* _The task_
Identify and pull out each line of the entries in which "Aanbevolen" occurs.

* _Data for processing_
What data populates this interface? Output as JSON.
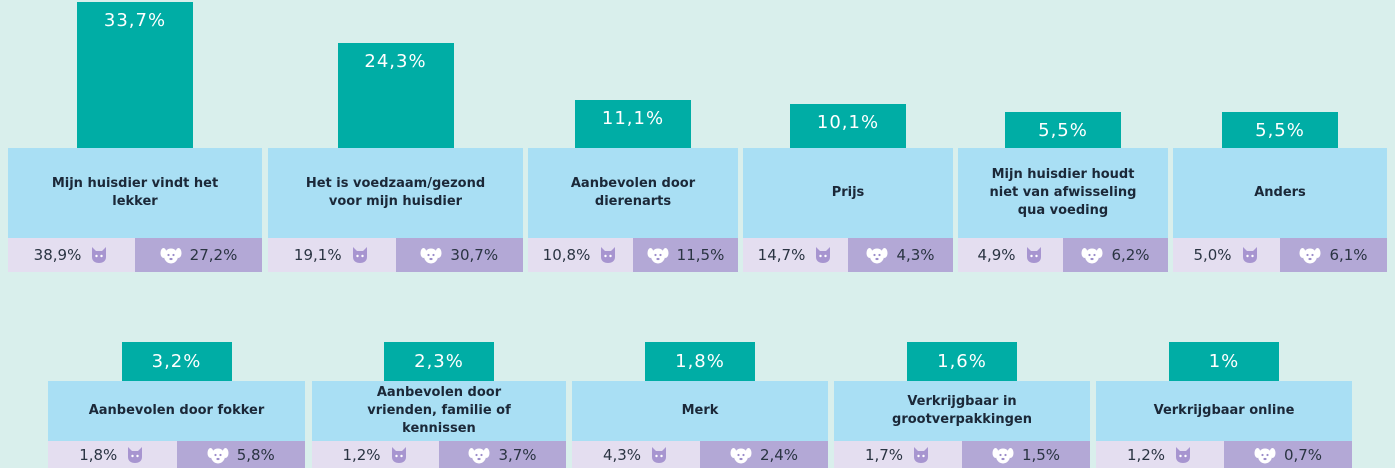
{
  "chart_data": {
    "type": "bar",
    "categories": [
      "Mijn huisdier vindt het lekker",
      "Het is voedzaam/gezond voor mijn huisdier",
      "Aanbevolen door dierenarts",
      "Prijs",
      "Mijn huisdier houdt niet van afwisseling qua voeding",
      "Anders",
      "Aanbevolen door fokker",
      "Aanbevolen door vrienden, familie of kennissen",
      "Merk",
      "Verkrijgbaar in grootverpakkingen",
      "Verkrijgbaar online"
    ],
    "values": [
      33.7,
      24.3,
      11.1,
      10.1,
      5.5,
      5.5,
      3.2,
      2.3,
      1.8,
      1.6,
      1
    ],
    "value_labels": [
      "33,7%",
      "24,3%",
      "11,1%",
      "10,1%",
      "5,5%",
      "5,5%",
      "3,2%",
      "2,3%",
      "1,8%",
      "1,6%",
      "1%"
    ],
    "color": "#00ada5",
    "series": [
      {
        "color": "#e4def0",
        "values": [
          38.9,
          19.1,
          10.8,
          14.7,
          4.9,
          5.0,
          1.8,
          1.2,
          4.3,
          1.7,
          1.2
        ],
        "value_labels": [
          "38,9%",
          "19,1%",
          "10,8%",
          "14,7%",
          "4,9%",
          "5,0%",
          "1,8%",
          "1,2%",
          "4,3%",
          "1,7%",
          "1,2%"
        ]
      },
      {
        "color": "#b3a8d6",
        "values": [
          27.2,
          30.7,
          11.5,
          4.3,
          6.2,
          6.1,
          5.8,
          3.7,
          2.4,
          1.5,
          0.7
        ],
        "value_labels": [
          "27,2%",
          "30,7%",
          "11,5%",
          "4,3%",
          "6,2%",
          "6,1%",
          "5,8%",
          "3,7%",
          "2,4%",
          "1,5%",
          "0,7%"
        ]
      }
    ]
  }
}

* _Exercise answer_
      "Aanbevolen door dierenarts",
      "Aanbevolen door fokker",
      "Aanbevolen door vrienden, familie of kennissen",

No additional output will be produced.